§ **Short problem**
Within the records that follow, find every line containing the string "Detail". Copy those lines.

Records contained in a dataset:
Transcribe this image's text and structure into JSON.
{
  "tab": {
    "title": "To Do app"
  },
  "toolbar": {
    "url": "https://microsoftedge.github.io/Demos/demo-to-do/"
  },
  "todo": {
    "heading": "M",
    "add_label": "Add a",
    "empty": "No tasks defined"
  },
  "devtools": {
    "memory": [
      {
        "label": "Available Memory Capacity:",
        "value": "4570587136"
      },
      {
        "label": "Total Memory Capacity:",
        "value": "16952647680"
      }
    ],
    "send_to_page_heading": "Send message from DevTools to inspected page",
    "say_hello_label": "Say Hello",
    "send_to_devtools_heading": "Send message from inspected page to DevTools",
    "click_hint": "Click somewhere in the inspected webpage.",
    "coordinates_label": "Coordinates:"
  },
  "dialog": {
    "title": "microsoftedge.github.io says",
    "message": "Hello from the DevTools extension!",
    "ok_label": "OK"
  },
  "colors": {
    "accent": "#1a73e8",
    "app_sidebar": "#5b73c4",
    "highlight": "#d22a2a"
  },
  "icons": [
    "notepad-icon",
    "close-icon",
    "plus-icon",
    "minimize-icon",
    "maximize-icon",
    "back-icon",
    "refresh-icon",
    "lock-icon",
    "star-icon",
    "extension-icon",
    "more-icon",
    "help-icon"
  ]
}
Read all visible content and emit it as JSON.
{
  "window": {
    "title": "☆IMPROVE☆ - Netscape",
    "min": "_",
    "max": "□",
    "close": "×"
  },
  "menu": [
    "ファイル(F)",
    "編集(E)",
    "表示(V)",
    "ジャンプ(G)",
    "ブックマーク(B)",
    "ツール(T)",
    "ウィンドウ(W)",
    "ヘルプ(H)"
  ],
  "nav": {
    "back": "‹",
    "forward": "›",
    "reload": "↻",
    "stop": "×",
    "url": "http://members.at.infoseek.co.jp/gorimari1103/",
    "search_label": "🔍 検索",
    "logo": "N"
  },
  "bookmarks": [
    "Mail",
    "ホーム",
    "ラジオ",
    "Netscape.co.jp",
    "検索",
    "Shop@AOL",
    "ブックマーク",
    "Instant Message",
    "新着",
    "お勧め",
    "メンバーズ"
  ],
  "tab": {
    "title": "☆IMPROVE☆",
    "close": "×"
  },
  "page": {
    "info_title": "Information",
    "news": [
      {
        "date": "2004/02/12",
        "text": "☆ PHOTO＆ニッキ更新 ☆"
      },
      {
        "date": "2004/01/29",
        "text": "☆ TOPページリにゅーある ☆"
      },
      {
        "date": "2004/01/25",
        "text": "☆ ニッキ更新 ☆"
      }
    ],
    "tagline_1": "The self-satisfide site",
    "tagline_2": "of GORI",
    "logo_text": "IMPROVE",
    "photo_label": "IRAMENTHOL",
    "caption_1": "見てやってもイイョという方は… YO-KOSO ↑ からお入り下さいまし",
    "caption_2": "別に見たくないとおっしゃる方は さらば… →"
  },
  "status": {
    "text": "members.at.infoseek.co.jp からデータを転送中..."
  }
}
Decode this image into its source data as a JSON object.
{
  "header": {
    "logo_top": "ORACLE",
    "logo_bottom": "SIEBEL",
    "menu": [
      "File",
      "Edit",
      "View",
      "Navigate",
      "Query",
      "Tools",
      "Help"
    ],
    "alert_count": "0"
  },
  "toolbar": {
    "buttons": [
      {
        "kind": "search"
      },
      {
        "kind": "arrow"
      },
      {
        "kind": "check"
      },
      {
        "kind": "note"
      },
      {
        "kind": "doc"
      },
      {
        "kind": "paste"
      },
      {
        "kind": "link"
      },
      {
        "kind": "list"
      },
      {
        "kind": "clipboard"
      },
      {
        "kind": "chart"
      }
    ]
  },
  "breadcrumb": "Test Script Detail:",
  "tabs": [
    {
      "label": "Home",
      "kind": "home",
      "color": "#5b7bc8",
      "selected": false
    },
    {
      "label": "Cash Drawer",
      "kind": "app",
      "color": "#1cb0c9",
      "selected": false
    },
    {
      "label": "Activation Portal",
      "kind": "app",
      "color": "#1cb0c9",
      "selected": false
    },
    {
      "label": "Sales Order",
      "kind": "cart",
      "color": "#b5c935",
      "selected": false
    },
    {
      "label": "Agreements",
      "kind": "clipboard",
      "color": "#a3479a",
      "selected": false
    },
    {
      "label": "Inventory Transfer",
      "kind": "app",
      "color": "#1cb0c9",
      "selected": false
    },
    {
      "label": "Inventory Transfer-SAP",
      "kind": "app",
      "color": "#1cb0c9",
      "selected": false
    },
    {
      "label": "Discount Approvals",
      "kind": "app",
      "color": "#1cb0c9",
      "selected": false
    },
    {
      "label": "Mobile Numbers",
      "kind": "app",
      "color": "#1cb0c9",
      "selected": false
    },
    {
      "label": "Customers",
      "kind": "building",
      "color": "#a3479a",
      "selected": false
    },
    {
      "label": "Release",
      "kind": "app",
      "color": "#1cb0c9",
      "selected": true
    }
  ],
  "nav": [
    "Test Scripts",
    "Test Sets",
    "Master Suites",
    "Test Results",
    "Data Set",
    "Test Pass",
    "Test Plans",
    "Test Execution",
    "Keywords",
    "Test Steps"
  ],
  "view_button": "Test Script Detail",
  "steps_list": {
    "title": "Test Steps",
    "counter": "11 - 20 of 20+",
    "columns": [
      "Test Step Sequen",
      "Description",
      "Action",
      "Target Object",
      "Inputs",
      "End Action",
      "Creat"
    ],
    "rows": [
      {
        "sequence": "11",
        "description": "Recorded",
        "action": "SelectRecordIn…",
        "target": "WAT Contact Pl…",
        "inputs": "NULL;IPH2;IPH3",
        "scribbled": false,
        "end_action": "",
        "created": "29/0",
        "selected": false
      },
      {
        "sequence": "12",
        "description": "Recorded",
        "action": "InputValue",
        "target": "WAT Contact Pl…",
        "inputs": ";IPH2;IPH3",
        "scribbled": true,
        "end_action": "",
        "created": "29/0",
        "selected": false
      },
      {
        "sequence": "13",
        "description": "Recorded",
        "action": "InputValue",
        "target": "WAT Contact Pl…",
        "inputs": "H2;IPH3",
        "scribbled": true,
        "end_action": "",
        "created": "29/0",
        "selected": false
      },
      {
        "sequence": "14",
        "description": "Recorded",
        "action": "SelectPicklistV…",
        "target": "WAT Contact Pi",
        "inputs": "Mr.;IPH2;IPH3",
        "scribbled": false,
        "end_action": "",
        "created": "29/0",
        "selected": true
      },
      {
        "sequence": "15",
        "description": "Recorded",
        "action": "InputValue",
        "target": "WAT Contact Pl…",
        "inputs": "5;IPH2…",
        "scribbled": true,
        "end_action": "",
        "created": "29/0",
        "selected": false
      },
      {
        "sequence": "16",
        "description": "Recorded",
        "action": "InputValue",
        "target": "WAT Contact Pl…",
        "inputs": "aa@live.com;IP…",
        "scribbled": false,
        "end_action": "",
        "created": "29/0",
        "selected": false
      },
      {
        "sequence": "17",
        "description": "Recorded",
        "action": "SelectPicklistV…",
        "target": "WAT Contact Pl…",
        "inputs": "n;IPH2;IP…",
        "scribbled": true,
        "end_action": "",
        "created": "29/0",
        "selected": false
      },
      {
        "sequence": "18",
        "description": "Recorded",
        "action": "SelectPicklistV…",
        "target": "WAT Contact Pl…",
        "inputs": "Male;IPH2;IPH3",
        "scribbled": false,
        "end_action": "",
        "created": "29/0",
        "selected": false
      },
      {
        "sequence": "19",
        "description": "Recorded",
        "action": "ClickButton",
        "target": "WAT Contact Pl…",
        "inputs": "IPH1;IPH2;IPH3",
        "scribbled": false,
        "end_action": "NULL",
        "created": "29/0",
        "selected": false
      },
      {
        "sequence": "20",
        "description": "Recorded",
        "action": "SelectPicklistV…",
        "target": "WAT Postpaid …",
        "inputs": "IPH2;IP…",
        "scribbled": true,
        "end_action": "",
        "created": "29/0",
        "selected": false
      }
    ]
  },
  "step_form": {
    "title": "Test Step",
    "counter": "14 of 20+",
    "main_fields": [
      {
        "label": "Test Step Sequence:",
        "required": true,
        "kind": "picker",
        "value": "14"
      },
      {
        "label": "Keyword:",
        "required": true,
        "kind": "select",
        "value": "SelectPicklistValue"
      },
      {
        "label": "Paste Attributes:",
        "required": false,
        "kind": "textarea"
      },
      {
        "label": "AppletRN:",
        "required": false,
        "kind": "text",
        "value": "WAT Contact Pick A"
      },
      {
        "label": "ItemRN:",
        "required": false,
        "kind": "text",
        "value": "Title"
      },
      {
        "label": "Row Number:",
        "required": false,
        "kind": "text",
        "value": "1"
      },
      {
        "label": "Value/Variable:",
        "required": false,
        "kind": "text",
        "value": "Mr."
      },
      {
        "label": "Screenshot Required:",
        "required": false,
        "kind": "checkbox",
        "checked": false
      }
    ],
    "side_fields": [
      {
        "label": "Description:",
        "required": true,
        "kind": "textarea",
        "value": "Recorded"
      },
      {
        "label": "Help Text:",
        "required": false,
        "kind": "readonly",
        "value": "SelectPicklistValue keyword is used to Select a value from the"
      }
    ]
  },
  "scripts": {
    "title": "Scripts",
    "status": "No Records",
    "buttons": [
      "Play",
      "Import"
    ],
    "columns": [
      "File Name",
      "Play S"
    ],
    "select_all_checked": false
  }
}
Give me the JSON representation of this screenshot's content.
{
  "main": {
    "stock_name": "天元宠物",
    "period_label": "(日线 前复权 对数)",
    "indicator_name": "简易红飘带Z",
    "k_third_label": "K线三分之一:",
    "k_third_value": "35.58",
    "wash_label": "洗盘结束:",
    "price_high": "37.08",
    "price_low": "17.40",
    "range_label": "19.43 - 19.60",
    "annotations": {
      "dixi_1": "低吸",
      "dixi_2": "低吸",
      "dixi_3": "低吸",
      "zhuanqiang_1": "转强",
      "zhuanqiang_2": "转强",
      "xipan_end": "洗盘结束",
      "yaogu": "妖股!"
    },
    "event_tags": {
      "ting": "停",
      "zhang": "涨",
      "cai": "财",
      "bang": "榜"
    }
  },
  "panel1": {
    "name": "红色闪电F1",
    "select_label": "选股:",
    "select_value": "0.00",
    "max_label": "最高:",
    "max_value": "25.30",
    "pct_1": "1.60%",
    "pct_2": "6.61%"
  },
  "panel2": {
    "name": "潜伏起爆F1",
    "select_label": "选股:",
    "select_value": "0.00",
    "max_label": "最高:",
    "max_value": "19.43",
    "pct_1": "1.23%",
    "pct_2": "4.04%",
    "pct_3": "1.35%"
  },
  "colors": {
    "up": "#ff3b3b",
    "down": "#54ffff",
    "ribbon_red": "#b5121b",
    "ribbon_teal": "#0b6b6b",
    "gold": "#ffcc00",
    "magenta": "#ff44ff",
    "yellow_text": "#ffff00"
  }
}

§ **Exercise answer**
  "breadcrumb": "Test Script Detail:",
  "view_button": "Test Script Detail",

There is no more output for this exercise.